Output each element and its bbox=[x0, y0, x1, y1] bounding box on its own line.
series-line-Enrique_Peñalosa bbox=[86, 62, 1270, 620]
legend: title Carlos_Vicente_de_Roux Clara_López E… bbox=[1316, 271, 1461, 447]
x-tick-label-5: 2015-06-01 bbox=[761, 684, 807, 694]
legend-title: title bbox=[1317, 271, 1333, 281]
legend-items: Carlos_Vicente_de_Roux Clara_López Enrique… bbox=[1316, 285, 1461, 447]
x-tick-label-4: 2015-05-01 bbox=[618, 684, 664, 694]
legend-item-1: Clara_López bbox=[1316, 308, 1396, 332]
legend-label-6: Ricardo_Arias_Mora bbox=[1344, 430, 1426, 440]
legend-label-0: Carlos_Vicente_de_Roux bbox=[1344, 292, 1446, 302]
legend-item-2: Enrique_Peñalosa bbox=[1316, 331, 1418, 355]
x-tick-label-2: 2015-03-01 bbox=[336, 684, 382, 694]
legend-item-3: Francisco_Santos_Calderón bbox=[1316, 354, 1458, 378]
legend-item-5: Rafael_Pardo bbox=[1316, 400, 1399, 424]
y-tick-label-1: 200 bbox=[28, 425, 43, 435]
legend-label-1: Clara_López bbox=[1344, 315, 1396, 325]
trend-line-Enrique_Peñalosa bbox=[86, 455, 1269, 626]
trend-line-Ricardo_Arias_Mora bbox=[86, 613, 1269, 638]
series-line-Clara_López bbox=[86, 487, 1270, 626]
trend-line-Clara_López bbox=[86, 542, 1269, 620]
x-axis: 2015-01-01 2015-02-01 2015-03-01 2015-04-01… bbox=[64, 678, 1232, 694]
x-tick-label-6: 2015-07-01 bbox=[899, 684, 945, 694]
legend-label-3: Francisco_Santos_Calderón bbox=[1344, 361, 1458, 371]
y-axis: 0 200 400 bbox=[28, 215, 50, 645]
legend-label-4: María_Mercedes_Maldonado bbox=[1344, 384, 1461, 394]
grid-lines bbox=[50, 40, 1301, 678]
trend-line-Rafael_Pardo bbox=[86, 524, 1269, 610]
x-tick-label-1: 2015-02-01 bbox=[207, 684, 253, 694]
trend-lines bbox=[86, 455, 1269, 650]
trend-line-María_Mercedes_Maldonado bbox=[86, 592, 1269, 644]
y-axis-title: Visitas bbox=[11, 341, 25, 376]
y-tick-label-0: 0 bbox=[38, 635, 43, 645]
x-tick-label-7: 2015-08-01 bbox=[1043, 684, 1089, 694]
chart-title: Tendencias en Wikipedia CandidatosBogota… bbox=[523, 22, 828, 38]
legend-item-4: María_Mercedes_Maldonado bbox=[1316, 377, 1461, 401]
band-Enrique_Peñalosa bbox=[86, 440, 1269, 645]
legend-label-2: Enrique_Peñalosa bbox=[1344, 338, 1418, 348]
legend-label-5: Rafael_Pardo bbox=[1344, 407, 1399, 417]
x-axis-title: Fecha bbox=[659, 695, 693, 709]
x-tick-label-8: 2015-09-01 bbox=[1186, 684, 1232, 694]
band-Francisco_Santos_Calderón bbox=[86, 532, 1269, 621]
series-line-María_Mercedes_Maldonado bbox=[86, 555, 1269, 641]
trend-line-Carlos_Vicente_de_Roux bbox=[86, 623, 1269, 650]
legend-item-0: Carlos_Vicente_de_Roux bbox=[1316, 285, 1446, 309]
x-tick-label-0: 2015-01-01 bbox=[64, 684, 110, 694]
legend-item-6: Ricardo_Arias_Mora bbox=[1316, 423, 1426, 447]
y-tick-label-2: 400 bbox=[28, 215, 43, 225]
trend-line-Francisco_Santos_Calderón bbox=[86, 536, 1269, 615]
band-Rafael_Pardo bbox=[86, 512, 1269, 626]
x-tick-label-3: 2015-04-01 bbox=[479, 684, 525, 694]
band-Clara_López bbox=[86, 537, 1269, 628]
+ + + + +
Your goal
Reproduce every one of the lines above verbatim, keeping their order and characters unchanged.

Answer to this problem
Output each element and its bbox=[x0, y0, x1, y1] bounding box on its own line.
series-line-Enrique_Peñalosa bbox=[86, 62, 1270, 620]
legend: title Carlos_Vicente_de_Roux Clara_López E… bbox=[1316, 271, 1461, 447]
x-tick-label-5: 2015-06-01 bbox=[761, 684, 807, 694]
legend-title: title bbox=[1317, 271, 1333, 281]
legend-items: Carlos_Vicente_de_Roux Clara_López Enrique… bbox=[1316, 285, 1461, 447]
x-tick-label-4: 2015-05-01 bbox=[618, 684, 664, 694]
legend-item-1: Clara_López bbox=[1316, 308, 1396, 332]
legend-label-6: Ricardo_Arias_Mora bbox=[1344, 430, 1426, 440]
legend-label-0: Carlos_Vicente_de_Roux bbox=[1344, 292, 1446, 302]
legend-item-2: Enrique_Peñalosa bbox=[1316, 331, 1418, 355]
x-tick-label-2: 2015-03-01 bbox=[336, 684, 382, 694]
legend-item-3: Francisco_Santos_Calderón bbox=[1316, 354, 1458, 378]
legend-item-5: Rafael_Pardo bbox=[1316, 400, 1399, 424]
y-tick-label-1: 200 bbox=[28, 425, 43, 435]
legend-label-1: Clara_López bbox=[1344, 315, 1396, 325]
trend-line-Enrique_Peñalosa bbox=[86, 455, 1269, 626]
trend-line-Ricardo_Arias_Mora bbox=[86, 613, 1269, 638]
series-line-Clara_López bbox=[86, 487, 1270, 626]
trend-line-Clara_López bbox=[86, 542, 1269, 620]
x-axis: 2015-01-01 2015-02-01 2015-03-01 2015-04-01… bbox=[64, 678, 1232, 694]
x-tick-label-6: 2015-07-01 bbox=[899, 684, 945, 694]
legend-label-3: Francisco_Santos_Calderón bbox=[1344, 361, 1458, 371]
y-axis: 0 200 400 bbox=[28, 215, 50, 645]
legend-label-4: María_Mercedes_Maldonado bbox=[1344, 384, 1461, 394]
grid-lines bbox=[50, 40, 1301, 678]
trend-line-Rafael_Pardo bbox=[86, 524, 1269, 610]
x-tick-label-1: 2015-02-01 bbox=[207, 684, 253, 694]
trend-lines bbox=[86, 455, 1269, 650]
trend-line-María_Mercedes_Maldonado bbox=[86, 592, 1269, 644]
y-axis-title: Visitas bbox=[11, 341, 25, 376]
y-tick-label-0: 0 bbox=[38, 635, 43, 645]
x-tick-label-7: 2015-08-01 bbox=[1043, 684, 1089, 694]
chart-title: Tendencias en Wikipedia CandidatosBogota… bbox=[523, 22, 828, 38]
legend-item-4: María_Mercedes_Maldonado bbox=[1316, 377, 1461, 401]
band-Enrique_Peñalosa bbox=[86, 440, 1269, 645]
legend-label-2: Enrique_Peñalosa bbox=[1344, 338, 1418, 348]
legend-label-5: Rafael_Pardo bbox=[1344, 407, 1399, 417]
x-axis-title: Fecha bbox=[659, 695, 693, 709]
x-tick-label-8: 2015-09-01 bbox=[1186, 684, 1232, 694]
band-Francisco_Santos_Calderón bbox=[86, 532, 1269, 621]
series-line-María_Mercedes_Maldonado bbox=[86, 555, 1269, 641]
trend-line-Carlos_Vicente_de_Roux bbox=[86, 623, 1269, 650]
legend-item-0: Carlos_Vicente_de_Roux bbox=[1316, 285, 1446, 309]
x-tick-label-0: 2015-01-01 bbox=[64, 684, 110, 694]
legend-item-6: Ricardo_Arias_Mora bbox=[1316, 423, 1426, 447]
y-tick-label-2: 400 bbox=[28, 215, 43, 225]
trend-line-Francisco_Santos_Calderón bbox=[86, 536, 1269, 615]
band-Rafael_Pardo bbox=[86, 512, 1269, 626]
x-tick-label-3: 2015-04-01 bbox=[479, 684, 525, 694]
band-Clara_López bbox=[86, 537, 1269, 628]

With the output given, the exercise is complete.